[Material provided]
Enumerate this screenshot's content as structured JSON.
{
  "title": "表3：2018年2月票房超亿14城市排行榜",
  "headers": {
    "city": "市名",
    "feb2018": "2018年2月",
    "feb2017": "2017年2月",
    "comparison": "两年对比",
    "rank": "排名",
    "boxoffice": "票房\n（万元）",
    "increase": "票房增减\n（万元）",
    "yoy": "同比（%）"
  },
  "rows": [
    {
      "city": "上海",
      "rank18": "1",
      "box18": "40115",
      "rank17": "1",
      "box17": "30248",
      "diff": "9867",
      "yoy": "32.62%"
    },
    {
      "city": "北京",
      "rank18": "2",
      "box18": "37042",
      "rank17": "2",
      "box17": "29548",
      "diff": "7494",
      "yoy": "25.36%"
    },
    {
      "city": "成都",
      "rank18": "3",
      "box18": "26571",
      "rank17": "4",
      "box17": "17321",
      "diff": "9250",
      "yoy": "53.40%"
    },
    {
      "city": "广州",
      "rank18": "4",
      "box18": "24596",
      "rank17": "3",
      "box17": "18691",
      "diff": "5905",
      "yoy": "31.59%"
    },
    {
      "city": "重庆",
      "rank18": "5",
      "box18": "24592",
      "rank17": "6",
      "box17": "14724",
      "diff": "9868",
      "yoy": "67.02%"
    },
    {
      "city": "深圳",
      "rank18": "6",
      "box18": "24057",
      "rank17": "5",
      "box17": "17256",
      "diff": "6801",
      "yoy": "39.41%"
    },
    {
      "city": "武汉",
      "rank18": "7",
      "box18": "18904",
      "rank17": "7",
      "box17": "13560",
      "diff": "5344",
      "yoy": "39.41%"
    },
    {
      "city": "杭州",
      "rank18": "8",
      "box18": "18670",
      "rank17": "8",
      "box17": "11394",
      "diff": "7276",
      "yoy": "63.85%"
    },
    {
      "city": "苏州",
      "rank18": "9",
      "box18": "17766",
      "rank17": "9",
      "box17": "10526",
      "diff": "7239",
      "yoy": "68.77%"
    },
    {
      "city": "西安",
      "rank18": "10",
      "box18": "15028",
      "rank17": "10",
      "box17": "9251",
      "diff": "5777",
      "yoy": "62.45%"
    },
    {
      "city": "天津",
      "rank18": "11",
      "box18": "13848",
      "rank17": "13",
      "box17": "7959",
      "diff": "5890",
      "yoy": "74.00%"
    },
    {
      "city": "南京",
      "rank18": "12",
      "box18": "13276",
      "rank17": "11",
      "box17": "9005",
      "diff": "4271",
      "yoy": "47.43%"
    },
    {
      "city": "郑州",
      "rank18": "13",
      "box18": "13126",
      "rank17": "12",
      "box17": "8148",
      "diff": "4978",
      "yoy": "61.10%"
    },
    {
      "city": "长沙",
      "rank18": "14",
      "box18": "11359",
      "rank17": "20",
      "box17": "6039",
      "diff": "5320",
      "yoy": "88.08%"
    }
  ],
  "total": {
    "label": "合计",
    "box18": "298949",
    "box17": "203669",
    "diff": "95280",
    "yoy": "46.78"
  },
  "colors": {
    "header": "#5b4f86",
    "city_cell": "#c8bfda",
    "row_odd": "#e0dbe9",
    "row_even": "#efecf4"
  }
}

[Written instruction] Repeat every record, exactly as written.

[Worked answer]
Enumerate this screenshot's content as structured JSON.
{
  "title": "表3：2018年2月票房超亿14城市排行榜",
  "headers": {
    "city": "市名",
    "feb2018": "2018年2月",
    "feb2017": "2017年2月",
    "comparison": "两年对比",
    "rank": "排名",
    "boxoffice": "票房\n（万元）",
    "increase": "票房增减\n（万元）",
    "yoy": "同比（%）"
  },
  "rows": [
    {
      "city": "上海",
      "rank18": "1",
      "box18": "40115",
      "rank17": "1",
      "box17": "30248",
      "diff": "9867",
      "yoy": "32.62%"
    },
    {
      "city": "北京",
      "rank18": "2",
      "box18": "37042",
      "rank17": "2",
      "box17": "29548",
      "diff": "7494",
      "yoy": "25.36%"
    },
    {
      "city": "成都",
      "rank18": "3",
      "box18": "26571",
      "rank17": "4",
      "box17": "17321",
      "diff": "9250",
      "yoy": "53.40%"
    },
    {
      "city": "广州",
      "rank18": "4",
      "box18": "24596",
      "rank17": "3",
      "box17": "18691",
      "diff": "5905",
      "yoy": "31.59%"
    },
    {
      "city": "重庆",
      "rank18": "5",
      "box18": "24592",
      "rank17": "6",
      "box17": "14724",
      "diff": "9868",
      "yoy": "67.02%"
    },
    {
      "city": "深圳",
      "rank18": "6",
      "box18": "24057",
      "rank17": "5",
      "box17": "17256",
      "diff": "6801",
      "yoy": "39.41%"
    },
    {
      "city": "武汉",
      "rank18": "7",
      "box18": "18904",
      "rank17": "7",
      "box17": "13560",
      "diff": "5344",
      "yoy": "39.41%"
    },
    {
      "city": "杭州",
      "rank18": "8",
      "box18": "18670",
      "rank17": "8",
      "box17": "11394",
      "diff": "7276",
      "yoy": "63.85%"
    },
    {
      "city": "苏州",
      "rank18": "9",
      "box18": "17766",
      "rank17": "9",
      "box17": "10526",
      "diff": "7239",
      "yoy": "68.77%"
    },
    {
      "city": "西安",
      "rank18": "10",
      "box18": "15028",
      "rank17": "10",
      "box17": "9251",
      "diff": "5777",
      "yoy": "62.45%"
    },
    {
      "city": "天津",
      "rank18": "11",
      "box18": "13848",
      "rank17": "13",
      "box17": "7959",
      "diff": "5890",
      "yoy": "74.00%"
    },
    {
      "city": "南京",
      "rank18": "12",
      "box18": "13276",
      "rank17": "11",
      "box17": "9005",
      "diff": "4271",
      "yoy": "47.43%"
    },
    {
      "city": "郑州",
      "rank18": "13",
      "box18": "13126",
      "rank17": "12",
      "box17": "8148",
      "diff": "4978",
      "yoy": "61.10%"
    },
    {
      "city": "长沙",
      "rank18": "14",
      "box18": "11359",
      "rank17": "20",
      "box17": "6039",
      "diff": "5320",
      "yoy": "88.08%"
    }
  ],
  "total": {
    "label": "合计",
    "box18": "298949",
    "box17": "203669",
    "diff": "95280",
    "yoy": "46.78"
  },
  "colors": {
    "header": "#5b4f86",
    "city_cell": "#c8bfda",
    "row_odd": "#e0dbe9",
    "row_even": "#efecf4"
  }
}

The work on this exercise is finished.